To be done -
[1] Write out the portion of the Afghanistan passage starting at "Between 2001 and" and ending at "upon American withdrawal.".
[2] Using the Afghanistan passage, answer each of these on its own line:
(a) Between which two years did Washington spend trillions of dollars trying to create an Afghan state?
(b) Which three parties have gone public with their expectation about the Afghan Taliban and Sunni extremist groups?
(c) What happened to an ISIS-Khorasan chief last year?
[3] List every armed group or insurgent group that the Afghanistan passage names, using the names it gives.

Text segment -
━━━━

Between 2001 and 2021, Washington spent trillions of dollars in their ultimately doomed mission to create a viable Afghan state. They failed miserably. The Afghans, for cultural reasons, don’t seem to take very well to central political authority in their midst. So when the Americans left, a ragtag insurgent force took over the state machinery created by the Americans, which in any case descended into a state of chaos upon American withdrawal.
During the past two years, Russia, the Iranians and the Chinese, all have gone public with their expectation that the Afghan Taliban would not allow Sunni extremist groups to use Afghan territory for terror attacks in the neighboring countries.
Now what we have in Afghanistan is not a functioning state or a functioning government. Neighboring regional countries and other great powers will display extreme naivety if they expect two things from the Taliban government in Kabul. Firstly, it will be naïve on the part of regional powers to expect that the Afghan Taliban will be able to effectively control territory under its jurisdiction. Second, it would be naïve to expect that the Taliban will respond to diplomatic pressure, primarily because the state structure that feels this pressure is not functional at the moment. During the past two years, Russia, the Iranians and the Chinese, all have gone public with their expectation that the Afghan Taliban would not allow Sunni extremist groups to use Afghan territory for terror attacks in the neighboring countries. ISIS-Khorasan, since the last two years, has been engaging in rampant terror attacks on Afghan government officials and infrastructure facilities. ISIS, after they were evicted from Eastern Afghanistan by American forces, have abandoned their policy of controlling any territory and now have turned towards urban terrorism.
The Afghan Taliban forces have carried out some successful operations against ISIS - an ISIS-Khorasan chief was killed in one such operation last year. These operations are more akin to fighting between two groups rather than policing operations to stabilize urban civic life in Afghan cities. The basic problem is that the cadre of Afghan Taliban fighters who are now doing policing jobs also come from the same pool of fighters from which other groups like Al-Qaeda and ISIS-Khorasan draw their membership. There are clear reports in the media that the initial recruitment by ISIS-Khorasan was carried out from the more radicalized members of the Afghan Taliban. Whether the Taliban could transform into a viable functioning state force is a big question only time will answer.

━━━━

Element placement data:
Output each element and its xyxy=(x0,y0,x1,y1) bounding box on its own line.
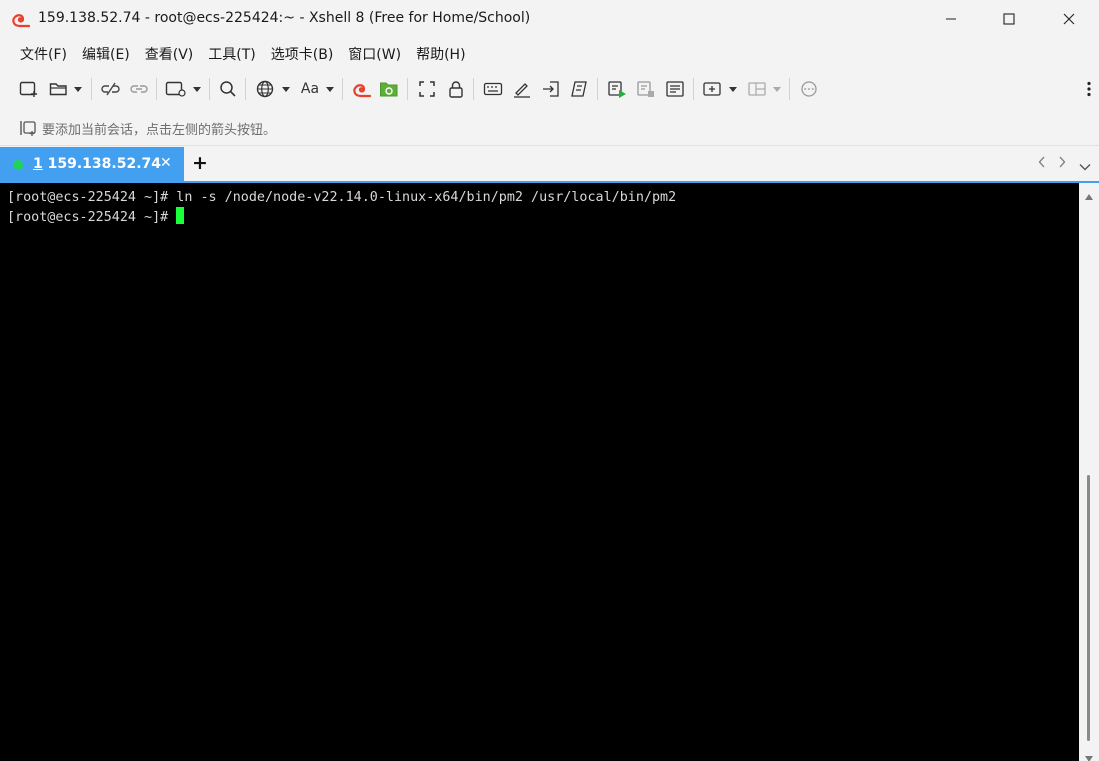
tab-session-1[interactable]: 1 159.138.52.74 ✕ xyxy=(0,147,184,182)
new-tab-group-icon[interactable] xyxy=(701,78,723,100)
terminal-line: [root@ecs-225424 ~]# xyxy=(7,207,1079,226)
terminal-line: [root@ecs-225424 ~]# ln -s /node/node-v2… xyxy=(7,190,677,205)
tab-close-icon[interactable]: ✕ xyxy=(160,155,172,171)
tab-prev-icon[interactable] xyxy=(1038,156,1046,172)
disconnect-icon[interactable] xyxy=(100,78,122,100)
open-dropdown-icon[interactable] xyxy=(72,78,84,100)
add-session-arrow-icon[interactable] xyxy=(18,119,38,141)
menu-file[interactable]: 文件(F) xyxy=(20,44,67,64)
menu-window[interactable]: 窗口(W) xyxy=(348,44,401,64)
xshell-icon[interactable] xyxy=(350,78,372,100)
minimize-button[interactable] xyxy=(922,0,980,38)
keyboard-icon[interactable] xyxy=(482,78,504,100)
menu-help[interactable]: 帮助(H) xyxy=(416,44,465,64)
scroll-thumb[interactable] xyxy=(1087,475,1090,741)
connection-status-icon xyxy=(13,160,23,170)
log-start-icon[interactable] xyxy=(606,78,628,100)
tab-next-icon[interactable] xyxy=(1058,156,1066,172)
globe-icon[interactable] xyxy=(254,78,276,100)
menu-view[interactable]: 查看(V) xyxy=(145,44,194,64)
session-bar: 要添加当前会话，点击左侧的箭头按钮。 xyxy=(0,110,1099,146)
toolbar: Aa xyxy=(0,72,1099,106)
fullscreen-icon[interactable] xyxy=(416,78,438,100)
send-icon[interactable] xyxy=(540,78,562,100)
menu-tools[interactable]: 工具(T) xyxy=(208,44,255,64)
chat-icon[interactable] xyxy=(798,78,820,100)
scroll-down-icon[interactable] xyxy=(1084,748,1094,761)
new-session-icon[interactable] xyxy=(18,78,40,100)
minimize-icon xyxy=(946,18,956,20)
xftp-icon[interactable] xyxy=(378,78,400,100)
lock-icon[interactable] xyxy=(445,78,467,100)
menu-tabs[interactable]: 选项卡(B) xyxy=(271,44,334,64)
title-bar: 159.138.52.74 - root@ecs-225424:~ - Xshe… xyxy=(0,0,1099,38)
tab-number: 1 xyxy=(33,156,43,172)
close-icon xyxy=(1063,13,1075,25)
scroll-up-icon[interactable] xyxy=(1084,186,1094,205)
maximize-button[interactable] xyxy=(980,0,1038,38)
window-title: 159.138.52.74 - root@ecs-225424:~ - Xshe… xyxy=(38,10,531,26)
layout-icon[interactable] xyxy=(746,78,768,100)
more-icon[interactable] xyxy=(1082,78,1096,100)
reconnect-icon[interactable] xyxy=(128,78,150,100)
script-icon[interactable] xyxy=(568,78,590,100)
tab-menu-icon[interactable] xyxy=(1079,159,1091,175)
tab-bar: 1 159.138.52.74 ✕ + xyxy=(0,147,1099,182)
menu-edit[interactable]: 编辑(E) xyxy=(82,44,130,64)
log-stop-icon[interactable] xyxy=(635,78,657,100)
search-icon[interactable] xyxy=(217,78,239,100)
highlight-icon[interactable] xyxy=(511,78,533,100)
tab-group-dropdown-icon[interactable] xyxy=(727,78,739,100)
open-folder-icon[interactable] xyxy=(48,78,70,100)
close-button[interactable] xyxy=(1040,0,1098,38)
menu-bar: 文件(F) 编辑(E) 查看(V) 工具(T) 选项卡(B) 窗口(W) 帮助(… xyxy=(0,38,1099,70)
xshell-snail-icon[interactable] xyxy=(10,10,31,28)
new-window-dropdown-icon[interactable] xyxy=(191,78,203,100)
terminal-prompt: [root@ecs-225424 ~]# xyxy=(7,210,177,225)
add-tab-button[interactable]: + xyxy=(192,152,208,174)
font-dropdown-icon[interactable] xyxy=(324,78,336,100)
font-label: Aa xyxy=(300,81,320,97)
globe-dropdown-icon[interactable] xyxy=(280,78,292,100)
font-icon[interactable]: Aa xyxy=(296,78,324,100)
terminal-cursor xyxy=(176,207,185,224)
maximize-icon xyxy=(1003,13,1015,25)
tab-host: 159.138.52.74 xyxy=(47,156,161,172)
compose-icon[interactable] xyxy=(664,78,686,100)
terminal[interactable]: [root@ecs-225424 ~]# ln -s /node/node-v2… xyxy=(0,183,1079,761)
terminal-scrollbar[interactable] xyxy=(1079,183,1099,761)
tab-label: 1 159.138.52.74 xyxy=(33,156,161,172)
layout-dropdown-icon[interactable] xyxy=(771,78,783,100)
new-window-icon[interactable] xyxy=(164,78,188,100)
session-hint: 要添加当前会话，点击左侧的箭头按钮。 xyxy=(42,123,277,138)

━━━━

Solutions below -
[1]
Between 2001 and 2021, Washington spent trillions of dollars in their ultimately doomed mission to create a viable Afghan state. They failed miserably. The Afghans, for cultural reasons, don’t seem to take very well to central political authority in their midst. So when the Americans left, a ragtag insurgent force took over the state machinery created by the Americans, which in any case descended into a state of chaos upon American withdrawal.

[2]
(a) Between 2001 and 2021.
(b) Russia, the Iranians and the Chinese.
(c) He was killed in an Afghan Taliban operation against ISIS.

[3]
Afghan Taliban
ISIS-Khorasan
ISIS
Al-Qaeda